__SOURCE DOCUMENT__:
○ ○ ○
This repository presents a comparison of DeepLabv3, FCN, MOG2 and GMG in extracting human silhouettes from videos. Three videos were recorded: (a) static camera, constant illumination (b) moving camera, constant illumination and (c) static camera, dynamic illumination. The ResNet-101 based models were used to semantically segment human pixels in each frame to create a silhouette binary mask. Binary maps from manual rotoscoping was used as a ground truth to generate a confusion matrix producing the mean F-score of 0.96, 0.95, 0.26 and 0.22 at the mean FPS of 1.00, 1.20, 15.76, and 8.23, respectively.

Visually, for test videos 1 and 2, the CNN methods produce nearly perfect segmentation results. They are less accurate for the third video where the limbs of the subject appear to be missing. For all 3 test videos, the computer vision methods deliver poor results where there are holes in the foreground, and the background is wrongly detected as a human silhouette.

Typical Process

There are many solutions currently available and in-use. It is difficult for a computer vision algorithm to compensate for changes in lighting and camera movement, limiting the use case to static and uniform backgrounds [3]. Due to that, most computer vision techniques are imprecise and do not properly extract all foreground elements [6]. Generally, most algorithms have three main processes to achieve silhouette extraction [4]:

Process Description
Initialize background Generate a model of the background based on a predetermined number of frames.
Detect foreground For a given frame, the frame is compared with the background model generated. The comparison can be done via subtraction which would result in extracting the foreground pixels.
Maintain background Based on the learning rate specified, the background model generated in the first process is updated based on the new frames observed. Usually, pixels that have not moved for a long time would be considered as part of the background and hence added to the model.

Dataset

A custom test dataset was deemed most suited for this report to compare the tested methods fairly and extensively. The following criterion was created:

  • Only human subject(s). Preferably the same human subject for each video to achieve consistency and fair comparison. Other categories of living or non-living objects are unnecessary for the purpose of this report.
  • Continuous video with no breaks. The video must have a frame rate of 30 which is commonly used in video conferencing applications. The video must contain at least 1 second of footage so that the methods tested may model the background.
○ ○ ○
__SOURCE MATERIAL__:
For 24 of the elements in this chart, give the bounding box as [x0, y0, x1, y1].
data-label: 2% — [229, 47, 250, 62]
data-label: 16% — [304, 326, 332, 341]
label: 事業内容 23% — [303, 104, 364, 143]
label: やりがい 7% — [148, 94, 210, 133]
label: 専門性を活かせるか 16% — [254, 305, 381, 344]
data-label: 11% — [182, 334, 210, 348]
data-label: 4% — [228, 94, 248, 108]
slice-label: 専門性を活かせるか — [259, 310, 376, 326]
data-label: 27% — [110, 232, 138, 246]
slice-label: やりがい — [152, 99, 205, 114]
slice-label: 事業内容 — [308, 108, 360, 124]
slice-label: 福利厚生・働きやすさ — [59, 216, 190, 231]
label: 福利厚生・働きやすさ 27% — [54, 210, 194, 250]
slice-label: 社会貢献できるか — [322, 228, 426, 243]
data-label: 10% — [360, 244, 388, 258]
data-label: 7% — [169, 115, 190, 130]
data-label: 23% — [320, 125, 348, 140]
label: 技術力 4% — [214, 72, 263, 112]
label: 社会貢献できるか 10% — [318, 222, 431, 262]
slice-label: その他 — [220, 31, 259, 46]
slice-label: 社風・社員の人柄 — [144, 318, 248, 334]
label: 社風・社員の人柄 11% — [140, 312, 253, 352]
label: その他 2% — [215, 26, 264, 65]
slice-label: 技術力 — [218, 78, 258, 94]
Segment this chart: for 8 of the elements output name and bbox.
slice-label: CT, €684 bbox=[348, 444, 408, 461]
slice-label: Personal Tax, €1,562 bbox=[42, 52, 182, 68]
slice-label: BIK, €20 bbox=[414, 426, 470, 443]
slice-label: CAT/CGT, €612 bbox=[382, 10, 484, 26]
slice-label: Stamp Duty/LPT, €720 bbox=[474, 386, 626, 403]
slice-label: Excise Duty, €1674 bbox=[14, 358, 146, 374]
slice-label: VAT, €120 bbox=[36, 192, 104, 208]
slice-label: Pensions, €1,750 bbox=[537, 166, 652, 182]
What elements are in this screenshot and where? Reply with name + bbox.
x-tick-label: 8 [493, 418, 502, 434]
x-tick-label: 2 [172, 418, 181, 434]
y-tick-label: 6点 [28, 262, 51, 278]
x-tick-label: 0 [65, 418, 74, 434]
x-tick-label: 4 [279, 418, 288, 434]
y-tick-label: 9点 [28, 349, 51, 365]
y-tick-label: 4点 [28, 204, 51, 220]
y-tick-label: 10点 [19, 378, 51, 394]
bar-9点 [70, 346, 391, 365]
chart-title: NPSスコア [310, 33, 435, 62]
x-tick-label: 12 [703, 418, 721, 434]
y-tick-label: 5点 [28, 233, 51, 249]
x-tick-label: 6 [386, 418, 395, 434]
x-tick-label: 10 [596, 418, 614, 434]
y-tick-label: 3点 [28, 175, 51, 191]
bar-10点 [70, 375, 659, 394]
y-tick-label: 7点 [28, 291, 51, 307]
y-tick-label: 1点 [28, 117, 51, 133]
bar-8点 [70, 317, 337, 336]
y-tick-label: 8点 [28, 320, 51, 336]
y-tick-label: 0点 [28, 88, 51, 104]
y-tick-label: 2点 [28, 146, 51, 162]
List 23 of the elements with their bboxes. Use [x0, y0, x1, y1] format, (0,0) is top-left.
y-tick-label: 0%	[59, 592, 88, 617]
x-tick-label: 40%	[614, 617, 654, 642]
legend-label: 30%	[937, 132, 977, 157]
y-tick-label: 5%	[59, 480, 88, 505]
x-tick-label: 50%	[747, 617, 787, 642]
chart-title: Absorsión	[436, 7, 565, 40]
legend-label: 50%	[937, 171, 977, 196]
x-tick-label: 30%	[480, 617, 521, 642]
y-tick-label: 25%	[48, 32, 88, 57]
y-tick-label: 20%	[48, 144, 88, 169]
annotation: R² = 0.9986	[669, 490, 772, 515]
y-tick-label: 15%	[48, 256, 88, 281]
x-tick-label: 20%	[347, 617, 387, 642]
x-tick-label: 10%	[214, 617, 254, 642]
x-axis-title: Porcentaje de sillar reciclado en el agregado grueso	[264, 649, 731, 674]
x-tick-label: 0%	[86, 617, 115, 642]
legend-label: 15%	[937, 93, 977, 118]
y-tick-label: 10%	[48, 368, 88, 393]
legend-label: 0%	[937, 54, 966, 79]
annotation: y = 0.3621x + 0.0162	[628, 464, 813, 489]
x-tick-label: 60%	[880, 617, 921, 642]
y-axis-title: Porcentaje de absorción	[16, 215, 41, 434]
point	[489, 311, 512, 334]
○ ○ ○
__REQUIRED ACTIONS__:
1. Copy the passage of the silhouette extraction text that begins with "A custom test" and ends with "model the background.".
2. What frame rate must each video in the dataset have, according to the silhouette extraction text?
Rely only on the silhouette extraction text, not on the listing.

__RESPONSES__:
1.
A custom test dataset was deemed most suited for this report to compare the tested methods fairly and extensively. The following criterion was created:

  • Only human subject(s). Preferably the same human subject for each video to achieve consistency and fair comparison. Other categories of living or non-living objects are unnecessary for the purpose of this report.
  • Continuous video with no breaks. The video must have a frame rate of 30 which is commonly used in video conferencing applications. The video must contain at least 1 second of footage so that the methods tested may model the background.

2. A frame rate of 30.